EXERCISE DIRECTIONS: Reproduce the following material exactly, including every line.

================

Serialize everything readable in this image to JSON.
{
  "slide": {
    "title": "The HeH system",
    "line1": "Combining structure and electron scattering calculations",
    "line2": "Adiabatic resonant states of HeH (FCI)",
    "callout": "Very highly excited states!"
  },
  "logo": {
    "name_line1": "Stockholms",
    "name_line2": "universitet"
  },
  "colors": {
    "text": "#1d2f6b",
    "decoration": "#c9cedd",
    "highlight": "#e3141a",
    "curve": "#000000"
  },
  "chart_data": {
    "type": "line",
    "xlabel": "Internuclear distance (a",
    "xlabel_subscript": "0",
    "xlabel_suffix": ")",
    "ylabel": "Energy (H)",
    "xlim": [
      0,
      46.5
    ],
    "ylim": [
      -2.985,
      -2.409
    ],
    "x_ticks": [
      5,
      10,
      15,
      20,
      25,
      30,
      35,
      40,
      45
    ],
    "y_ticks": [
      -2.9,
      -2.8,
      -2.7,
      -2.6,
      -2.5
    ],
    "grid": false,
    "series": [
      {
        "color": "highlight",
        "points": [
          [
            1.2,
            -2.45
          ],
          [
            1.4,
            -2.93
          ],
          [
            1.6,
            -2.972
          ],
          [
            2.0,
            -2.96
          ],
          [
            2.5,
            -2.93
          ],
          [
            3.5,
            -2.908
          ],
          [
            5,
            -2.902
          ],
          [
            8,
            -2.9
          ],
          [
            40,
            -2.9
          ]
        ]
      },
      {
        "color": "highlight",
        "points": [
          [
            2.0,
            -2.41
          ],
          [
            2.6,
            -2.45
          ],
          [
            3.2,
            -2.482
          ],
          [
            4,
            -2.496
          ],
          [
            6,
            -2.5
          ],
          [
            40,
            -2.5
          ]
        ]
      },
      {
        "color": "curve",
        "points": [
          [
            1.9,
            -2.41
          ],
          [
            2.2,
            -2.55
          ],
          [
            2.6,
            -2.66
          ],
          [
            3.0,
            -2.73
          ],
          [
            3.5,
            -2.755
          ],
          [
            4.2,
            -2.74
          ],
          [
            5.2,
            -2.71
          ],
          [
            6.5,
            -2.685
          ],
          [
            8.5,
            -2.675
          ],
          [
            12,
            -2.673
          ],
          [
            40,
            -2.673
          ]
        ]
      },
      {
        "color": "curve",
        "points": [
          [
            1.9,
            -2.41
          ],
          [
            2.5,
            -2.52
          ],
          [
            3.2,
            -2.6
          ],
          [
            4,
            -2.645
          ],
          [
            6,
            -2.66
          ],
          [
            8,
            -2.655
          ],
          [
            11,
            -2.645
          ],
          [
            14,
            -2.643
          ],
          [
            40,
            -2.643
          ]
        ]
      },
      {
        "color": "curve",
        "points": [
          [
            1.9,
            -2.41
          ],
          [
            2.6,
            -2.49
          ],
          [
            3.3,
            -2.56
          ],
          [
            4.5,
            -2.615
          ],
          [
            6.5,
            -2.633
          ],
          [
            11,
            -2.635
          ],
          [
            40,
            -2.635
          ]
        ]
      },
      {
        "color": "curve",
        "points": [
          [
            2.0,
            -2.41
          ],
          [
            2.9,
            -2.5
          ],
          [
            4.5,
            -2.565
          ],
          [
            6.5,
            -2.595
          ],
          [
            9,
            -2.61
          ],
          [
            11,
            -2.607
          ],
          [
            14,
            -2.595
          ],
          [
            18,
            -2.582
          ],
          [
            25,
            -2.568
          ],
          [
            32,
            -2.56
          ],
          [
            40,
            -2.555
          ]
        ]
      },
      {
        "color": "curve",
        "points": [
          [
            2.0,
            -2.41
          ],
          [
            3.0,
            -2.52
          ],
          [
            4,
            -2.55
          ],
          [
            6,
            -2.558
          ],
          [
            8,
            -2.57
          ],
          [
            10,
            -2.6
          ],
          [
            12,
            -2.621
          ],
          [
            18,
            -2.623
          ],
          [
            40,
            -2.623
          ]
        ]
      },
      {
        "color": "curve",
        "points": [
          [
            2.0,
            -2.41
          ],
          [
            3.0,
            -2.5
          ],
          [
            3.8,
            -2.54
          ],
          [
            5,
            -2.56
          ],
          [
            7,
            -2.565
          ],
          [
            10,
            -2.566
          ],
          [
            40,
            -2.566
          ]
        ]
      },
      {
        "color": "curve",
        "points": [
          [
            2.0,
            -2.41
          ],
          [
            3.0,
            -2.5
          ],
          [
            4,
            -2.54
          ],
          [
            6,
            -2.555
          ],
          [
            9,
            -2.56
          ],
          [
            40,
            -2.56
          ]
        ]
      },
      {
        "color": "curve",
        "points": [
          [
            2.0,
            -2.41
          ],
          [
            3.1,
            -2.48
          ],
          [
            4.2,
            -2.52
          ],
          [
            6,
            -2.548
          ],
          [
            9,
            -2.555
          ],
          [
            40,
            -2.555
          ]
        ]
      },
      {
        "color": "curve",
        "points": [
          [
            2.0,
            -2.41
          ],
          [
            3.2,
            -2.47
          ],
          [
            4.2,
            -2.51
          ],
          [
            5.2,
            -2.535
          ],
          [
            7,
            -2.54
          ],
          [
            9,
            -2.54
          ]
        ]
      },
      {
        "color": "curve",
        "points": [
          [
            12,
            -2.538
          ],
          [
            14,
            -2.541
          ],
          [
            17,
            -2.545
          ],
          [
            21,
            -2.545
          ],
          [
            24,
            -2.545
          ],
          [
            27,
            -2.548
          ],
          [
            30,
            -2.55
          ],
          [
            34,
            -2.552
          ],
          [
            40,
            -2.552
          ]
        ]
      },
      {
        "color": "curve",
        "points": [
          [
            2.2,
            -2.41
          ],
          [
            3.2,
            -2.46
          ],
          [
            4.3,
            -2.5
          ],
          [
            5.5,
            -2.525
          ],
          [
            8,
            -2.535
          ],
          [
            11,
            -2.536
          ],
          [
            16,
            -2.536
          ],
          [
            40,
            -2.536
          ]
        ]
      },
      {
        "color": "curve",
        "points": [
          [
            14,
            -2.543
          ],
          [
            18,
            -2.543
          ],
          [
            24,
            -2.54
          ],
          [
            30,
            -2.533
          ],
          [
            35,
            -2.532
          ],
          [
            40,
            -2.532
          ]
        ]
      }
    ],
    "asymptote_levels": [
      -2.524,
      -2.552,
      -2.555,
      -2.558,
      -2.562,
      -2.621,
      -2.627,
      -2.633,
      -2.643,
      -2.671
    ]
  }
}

================

PROBLEM SOLUTION:
Serialize everything readable in this image to JSON.
{
  "slide": {
    "title": "The HeH system",
    "line1": "Combining structure and electron scattering calculations",
    "line2": "Adiabatic resonant states of HeH (FCI)",
    "callout": "Very highly excited states!"
  },
  "logo": {
    "name_line1": "Stockholms",
    "name_line2": "universitet"
  },
  "colors": {
    "text": "#1d2f6b",
    "decoration": "#c9cedd",
    "highlight": "#e3141a",
    "curve": "#000000"
  },
  "chart_data": {
    "type": "line",
    "xlabel": "Internuclear distance (a",
    "xlabel_subscript": "0",
    "xlabel_suffix": ")",
    "ylabel": "Energy (H)",
    "xlim": [
      0,
      46.5
    ],
    "ylim": [
      -2.985,
      -2.409
    ],
    "x_ticks": [
      5,
      10,
      15,
      20,
      25,
      30,
      35,
      40,
      45
    ],
    "y_ticks": [
      -2.9,
      -2.8,
      -2.7,
      -2.6,
      -2.5
    ],
    "grid": false,
    "series": [
      {
        "color": "highlight",
        "points": [
          [
            1.2,
            -2.45
          ],
          [
            1.4,
            -2.93
          ],
          [
            1.6,
            -2.972
          ],
          [
            2.0,
            -2.96
          ],
          [
            2.5,
            -2.93
          ],
          [
            3.5,
            -2.908
          ],
          [
            5,
            -2.902
          ],
          [
            8,
            -2.9
          ],
          [
            40,
            -2.9
          ]
        ]
      },
      {
        "color": "highlight",
        "points": [
          [
            2.0,
            -2.41
          ],
          [
            2.6,
            -2.45
          ],
          [
            3.2,
            -2.482
          ],
          [
            4,
            -2.496
          ],
          [
            6,
            -2.5
          ],
          [
            40,
            -2.5
          ]
        ]
      },
      {
        "color": "curve",
        "points": [
          [
            1.9,
            -2.41
          ],
          [
            2.2,
            -2.55
          ],
          [
            2.6,
            -2.66
          ],
          [
            3.0,
            -2.73
          ],
          [
            3.5,
            -2.755
          ],
          [
            4.2,
            -2.74
          ],
          [
            5.2,
            -2.71
          ],
          [
            6.5,
            -2.685
          ],
          [
            8.5,
            -2.675
          ],
          [
            12,
            -2.673
          ],
          [
            40,
            -2.673
          ]
        ]
      },
      {
        "color": "curve",
        "points": [
          [
            1.9,
            -2.41
          ],
          [
            2.5,
            -2.52
          ],
          [
            3.2,
            -2.6
          ],
          [
            4,
            -2.645
          ],
          [
            6,
            -2.66
          ],
          [
            8,
            -2.655
          ],
          [
            11,
            -2.645
          ],
          [
            14,
            -2.643
          ],
          [
            40,
            -2.643
          ]
        ]
      },
      {
        "color": "curve",
        "points": [
          [
            1.9,
            -2.41
          ],
          [
            2.6,
            -2.49
          ],
          [
            3.3,
            -2.56
          ],
          [
            4.5,
            -2.615
          ],
          [
            6.5,
            -2.633
          ],
          [
            11,
            -2.635
          ],
          [
            40,
            -2.635
          ]
        ]
      },
      {
        "color": "curve",
        "points": [
          [
            2.0,
            -2.41
          ],
          [
            2.9,
            -2.5
          ],
          [
            4.5,
            -2.565
          ],
          [
            6.5,
            -2.595
          ],
          [
            9,
            -2.61
          ],
          [
            11,
            -2.607
          ],
          [
            14,
            -2.595
          ],
          [
            18,
            -2.582
          ],
          [
            25,
            -2.568
          ],
          [
            32,
            -2.56
          ],
          [
            40,
            -2.555
          ]
        ]
      },
      {
        "color": "curve",
        "points": [
          [
            2.0,
            -2.41
          ],
          [
            3.0,
            -2.52
          ],
          [
            4,
            -2.55
          ],
          [
            6,
            -2.558
          ],
          [
            8,
            -2.57
          ],
          [
            10,
            -2.6
          ],
          [
            12,
            -2.621
          ],
          [
            18,
            -2.623
          ],
          [
            40,
            -2.623
          ]
        ]
      },
      {
        "color": "curve",
        "points": [
          [
            2.0,
            -2.41
          ],
          [
            3.0,
            -2.5
          ],
          [
            3.8,
            -2.54
          ],
          [
            5,
            -2.56
          ],
          [
            7,
            -2.565
          ],
          [
            10,
            -2.566
          ],
          [
            40,
            -2.566
          ]
        ]
      },
      {
        "color": "curve",
        "points": [
          [
            2.0,
            -2.41
          ],
          [
            3.0,
            -2.5
          ],
          [
            4,
            -2.54
          ],
          [
            6,
            -2.555
          ],
          [
            9,
            -2.56
          ],
          [
            40,
            -2.56
          ]
        ]
      },
      {
        "color": "curve",
        "points": [
          [
            2.0,
            -2.41
          ],
          [
            3.1,
            -2.48
          ],
          [
            4.2,
            -2.52
          ],
          [
            6,
            -2.548
          ],
          [
            9,
            -2.555
          ],
          [
            40,
            -2.555
          ]
        ]
      },
      {
        "color": "curve",
        "points": [
          [
            2.0,
            -2.41
          ],
          [
            3.2,
            -2.47
          ],
          [
            4.2,
            -2.51
          ],
          [
            5.2,
            -2.535
          ],
          [
            7,
            -2.54
          ],
          [
            9,
            -2.54
          ]
        ]
      },
      {
        "color": "curve",
        "points": [
          [
            12,
            -2.538
          ],
          [
            14,
            -2.541
          ],
          [
            17,
            -2.545
          ],
          [
            21,
            -2.545
          ],
          [
            24,
            -2.545
          ],
          [
            27,
            -2.548
          ],
          [
            30,
            -2.55
          ],
          [
            34,
            -2.552
          ],
          [
            40,
            -2.552
          ]
        ]
      },
      {
        "color": "curve",
        "points": [
          [
            2.2,
            -2.41
          ],
          [
            3.2,
            -2.46
          ],
          [
            4.3,
            -2.5
          ],
          [
            5.5,
            -2.525
          ],
          [
            8,
            -2.535
          ],
          [
            11,
            -2.536
          ],
          [
            16,
            -2.536
          ],
          [
            40,
            -2.536
          ]
        ]
      },
      {
        "color": "curve",
        "points": [
          [
            14,
            -2.543
          ],
          [
            18,
            -2.543
          ],
          [
            24,
            -2.54
          ],
          [
            30,
            -2.533
          ],
          [
            35,
            -2.532
          ],
          [
            40,
            -2.532
          ]
        ]
      }
    ],
    "asymptote_levels": [
      -2.524,
      -2.552,
      -2.555,
      -2.558,
      -2.562,
      -2.621,
      -2.627,
      -2.633,
      -2.643,
      -2.671
    ]
  }
}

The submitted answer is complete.